→ Material shown

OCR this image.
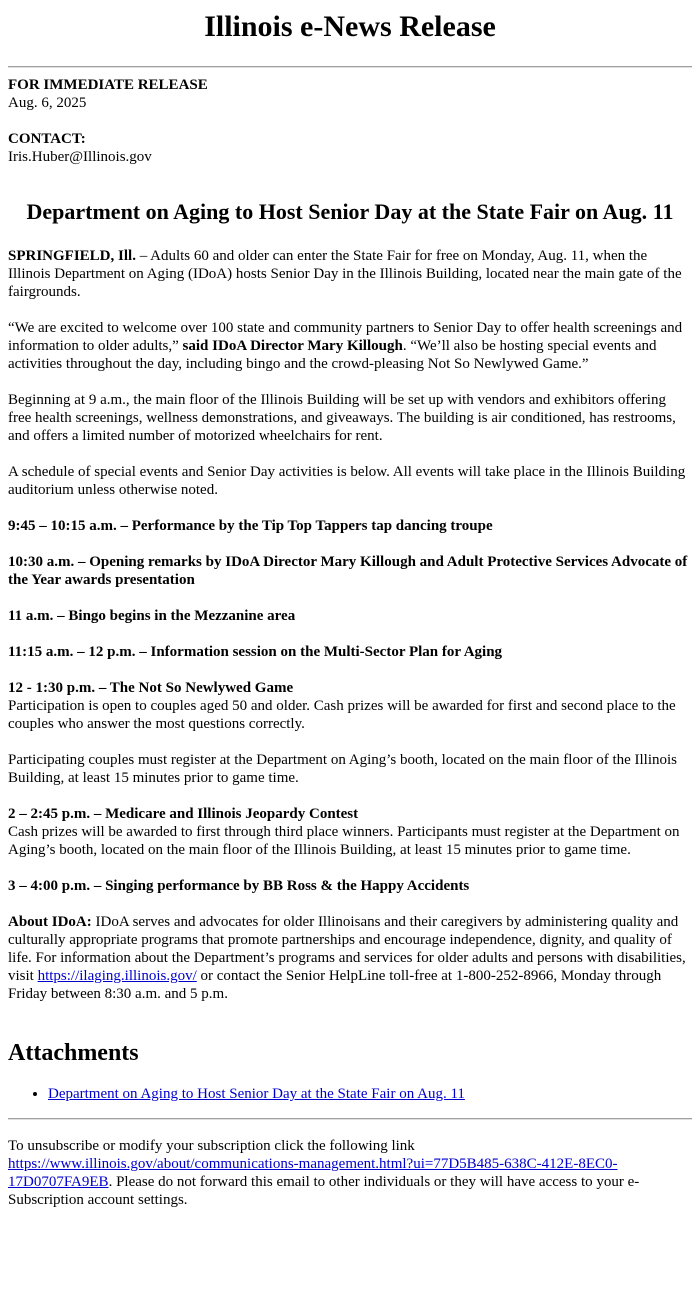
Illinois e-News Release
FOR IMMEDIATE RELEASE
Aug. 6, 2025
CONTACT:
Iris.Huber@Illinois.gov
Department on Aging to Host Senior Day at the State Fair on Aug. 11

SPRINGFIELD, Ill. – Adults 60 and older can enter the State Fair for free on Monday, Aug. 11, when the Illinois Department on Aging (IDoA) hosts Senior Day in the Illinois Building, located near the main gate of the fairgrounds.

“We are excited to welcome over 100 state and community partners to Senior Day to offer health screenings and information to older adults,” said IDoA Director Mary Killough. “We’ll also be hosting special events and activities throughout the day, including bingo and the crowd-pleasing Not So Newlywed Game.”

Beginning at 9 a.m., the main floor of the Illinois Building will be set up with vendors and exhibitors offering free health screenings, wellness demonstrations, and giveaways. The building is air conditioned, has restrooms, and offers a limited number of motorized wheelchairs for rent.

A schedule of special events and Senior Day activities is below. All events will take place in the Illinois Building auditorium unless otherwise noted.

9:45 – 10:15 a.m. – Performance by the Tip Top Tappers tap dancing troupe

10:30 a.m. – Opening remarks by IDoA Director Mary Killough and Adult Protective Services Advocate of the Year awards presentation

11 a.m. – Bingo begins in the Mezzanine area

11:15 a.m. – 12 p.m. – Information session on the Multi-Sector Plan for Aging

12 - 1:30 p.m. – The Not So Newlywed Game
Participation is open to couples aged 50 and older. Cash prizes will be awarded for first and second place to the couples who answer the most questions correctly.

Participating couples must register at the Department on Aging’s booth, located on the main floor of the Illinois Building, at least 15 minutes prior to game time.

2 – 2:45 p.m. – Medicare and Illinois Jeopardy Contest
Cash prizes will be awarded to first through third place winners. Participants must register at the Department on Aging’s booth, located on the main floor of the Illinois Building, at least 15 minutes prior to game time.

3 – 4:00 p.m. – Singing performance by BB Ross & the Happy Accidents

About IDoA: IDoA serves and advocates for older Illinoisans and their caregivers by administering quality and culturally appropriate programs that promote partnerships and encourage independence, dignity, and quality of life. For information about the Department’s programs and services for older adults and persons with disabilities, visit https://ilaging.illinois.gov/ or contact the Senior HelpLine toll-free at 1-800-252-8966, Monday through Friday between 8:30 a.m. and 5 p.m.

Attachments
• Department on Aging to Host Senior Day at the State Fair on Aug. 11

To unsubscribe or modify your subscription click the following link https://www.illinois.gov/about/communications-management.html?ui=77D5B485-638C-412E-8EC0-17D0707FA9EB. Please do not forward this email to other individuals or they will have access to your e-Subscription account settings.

→ Your objective
Strip the images and reproduce the remaining records precisely.

→ Result for this exercise
OCR this image.
Illinois e-News Release
FOR IMMEDIATE RELEASE
Aug. 6, 2025
CONTACT:
Iris.Huber@Illinois.gov
Department on Aging to Host Senior Day at the State Fair on Aug. 11

SPRINGFIELD, Ill. – Adults 60 and older can enter the State Fair for free on Monday, Aug. 11, when the Illinois Department on Aging (IDoA) hosts Senior Day in the Illinois Building, located near the main gate of the fairgrounds.

“We are excited to welcome over 100 state and community partners to Senior Day to offer health screenings and information to older adults,” said IDoA Director Mary Killough. “We’ll also be hosting special events and activities throughout the day, including bingo and the crowd-pleasing Not So Newlywed Game.”

Beginning at 9 a.m., the main floor of the Illinois Building will be set up with vendors and exhibitors offering free health screenings, wellness demonstrations, and giveaways. The building is air conditioned, has restrooms, and offers a limited number of motorized wheelchairs for rent.

A schedule of special events and Senior Day activities is below. All events will take place in the Illinois Building auditorium unless otherwise noted.

9:45 – 10:15 a.m. – Performance by the Tip Top Tappers tap dancing troupe

10:30 a.m. – Opening remarks by IDoA Director Mary Killough and Adult Protective Services Advocate of the Year awards presentation

11 a.m. – Bingo begins in the Mezzanine area

11:15 a.m. – 12 p.m. – Information session on the Multi-Sector Plan for Aging

12 - 1:30 p.m. – The Not So Newlywed Game
Participation is open to couples aged 50 and older. Cash prizes will be awarded for first and second place to the couples who answer the most questions correctly.

Participating couples must register at the Department on Aging’s booth, located on the main floor of the Illinois Building, at least 15 minutes prior to game time.

2 – 2:45 p.m. – Medicare and Illinois Jeopardy Contest
Cash prizes will be awarded to first through third place winners. Participants must register at the Department on Aging’s booth, located on the main floor of the Illinois Building, at least 15 minutes prior to game time.

3 – 4:00 p.m. – Singing performance by BB Ross & the Happy Accidents

About IDoA: IDoA serves and advocates for older Illinoisans and their caregivers by administering quality and culturally appropriate programs that promote partnerships and encourage independence, dignity, and quality of life. For information about the Department’s programs and services for older adults and persons with disabilities, visit https://ilaging.illinois.gov/ or contact the Senior HelpLine toll-free at 1-800-252-8966, Monday through Friday between 8:30 a.m. and 5 p.m.

Attachments
• Department on Aging to Host Senior Day at the State Fair on Aug. 11

To unsubscribe or modify your subscription click the following link https://www.illinois.gov/about/communications-management.html?ui=77D5B485-638C-412E-8EC0-17D0707FA9EB. Please do not forward this email to other individuals or they will have access to your e-Subscription account settings.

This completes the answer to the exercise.